BRIEF: Write out every entry word for word.

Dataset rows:

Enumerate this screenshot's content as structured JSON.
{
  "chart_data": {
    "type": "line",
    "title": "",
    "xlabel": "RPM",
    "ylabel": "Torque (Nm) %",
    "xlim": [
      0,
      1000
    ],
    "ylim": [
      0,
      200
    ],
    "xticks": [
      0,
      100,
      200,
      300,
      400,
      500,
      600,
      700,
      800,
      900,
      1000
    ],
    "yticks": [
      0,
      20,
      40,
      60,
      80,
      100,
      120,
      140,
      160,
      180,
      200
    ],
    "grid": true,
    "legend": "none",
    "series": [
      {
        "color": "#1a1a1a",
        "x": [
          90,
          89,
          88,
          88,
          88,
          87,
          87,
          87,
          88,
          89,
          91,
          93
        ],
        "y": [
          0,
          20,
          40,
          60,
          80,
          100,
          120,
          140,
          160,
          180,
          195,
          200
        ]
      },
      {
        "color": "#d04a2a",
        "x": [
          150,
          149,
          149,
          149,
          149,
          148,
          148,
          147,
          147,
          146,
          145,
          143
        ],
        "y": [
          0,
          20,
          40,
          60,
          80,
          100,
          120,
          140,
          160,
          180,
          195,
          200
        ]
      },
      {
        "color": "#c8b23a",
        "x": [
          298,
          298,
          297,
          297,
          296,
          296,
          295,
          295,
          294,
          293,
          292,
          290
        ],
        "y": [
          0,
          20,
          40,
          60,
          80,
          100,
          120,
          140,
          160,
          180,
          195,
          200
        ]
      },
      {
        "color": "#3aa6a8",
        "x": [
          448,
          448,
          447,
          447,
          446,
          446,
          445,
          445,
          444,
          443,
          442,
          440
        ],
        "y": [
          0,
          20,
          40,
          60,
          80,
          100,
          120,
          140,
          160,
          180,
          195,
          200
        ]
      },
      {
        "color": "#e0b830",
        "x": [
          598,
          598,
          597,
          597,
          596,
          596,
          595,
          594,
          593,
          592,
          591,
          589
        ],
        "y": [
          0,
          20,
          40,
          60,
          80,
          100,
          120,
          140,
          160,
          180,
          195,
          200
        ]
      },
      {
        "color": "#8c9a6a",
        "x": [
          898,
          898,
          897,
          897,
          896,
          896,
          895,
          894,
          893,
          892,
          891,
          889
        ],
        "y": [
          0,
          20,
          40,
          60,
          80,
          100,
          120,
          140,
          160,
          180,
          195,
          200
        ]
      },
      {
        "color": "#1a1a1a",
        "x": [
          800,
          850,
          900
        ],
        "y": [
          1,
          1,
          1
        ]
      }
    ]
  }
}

EXERCISE ANSWER:
Enumerate this screenshot's content as structured JSON.
{
  "chart_data": {
    "type": "line",
    "title": "",
    "xlabel": "RPM",
    "ylabel": "Torque (Nm) %",
    "xlim": [
      0,
      1000
    ],
    "ylim": [
      0,
      200
    ],
    "xticks": [
      0,
      100,
      200,
      300,
      400,
      500,
      600,
      700,
      800,
      900,
      1000
    ],
    "yticks": [
      0,
      20,
      40,
      60,
      80,
      100,
      120,
      140,
      160,
      180,
      200
    ],
    "grid": true,
    "legend": "none",
    "series": [
      {
        "color": "#1a1a1a",
        "x": [
          90,
          89,
          88,
          88,
          88,
          87,
          87,
          87,
          88,
          89,
          91,
          93
        ],
        "y": [
          0,
          20,
          40,
          60,
          80,
          100,
          120,
          140,
          160,
          180,
          195,
          200
        ]
      },
      {
        "color": "#d04a2a",
        "x": [
          150,
          149,
          149,
          149,
          149,
          148,
          148,
          147,
          147,
          146,
          145,
          143
        ],
        "y": [
          0,
          20,
          40,
          60,
          80,
          100,
          120,
          140,
          160,
          180,
          195,
          200
        ]
      },
      {
        "color": "#c8b23a",
        "x": [
          298,
          298,
          297,
          297,
          296,
          296,
          295,
          295,
          294,
          293,
          292,
          290
        ],
        "y": [
          0,
          20,
          40,
          60,
          80,
          100,
          120,
          140,
          160,
          180,
          195,
          200
        ]
      },
      {
        "color": "#3aa6a8",
        "x": [
          448,
          448,
          447,
          447,
          446,
          446,
          445,
          445,
          444,
          443,
          442,
          440
        ],
        "y": [
          0,
          20,
          40,
          60,
          80,
          100,
          120,
          140,
          160,
          180,
          195,
          200
        ]
      },
      {
        "color": "#e0b830",
        "x": [
          598,
          598,
          597,
          597,
          596,
          596,
          595,
          594,
          593,
          592,
          591,
          589
        ],
        "y": [
          0,
          20,
          40,
          60,
          80,
          100,
          120,
          140,
          160,
          180,
          195,
          200
        ]
      },
      {
        "color": "#8c9a6a",
        "x": [
          898,
          898,
          897,
          897,
          896,
          896,
          895,
          894,
          893,
          892,
          891,
          889
        ],
        "y": [
          0,
          20,
          40,
          60,
          80,
          100,
          120,
          140,
          160,
          180,
          195,
          200
        ]
      },
      {
        "color": "#1a1a1a",
        "x": [
          800,
          850,
          900
        ],
        "y": [
          1,
          1,
          1
        ]
      }
    ]
  }
}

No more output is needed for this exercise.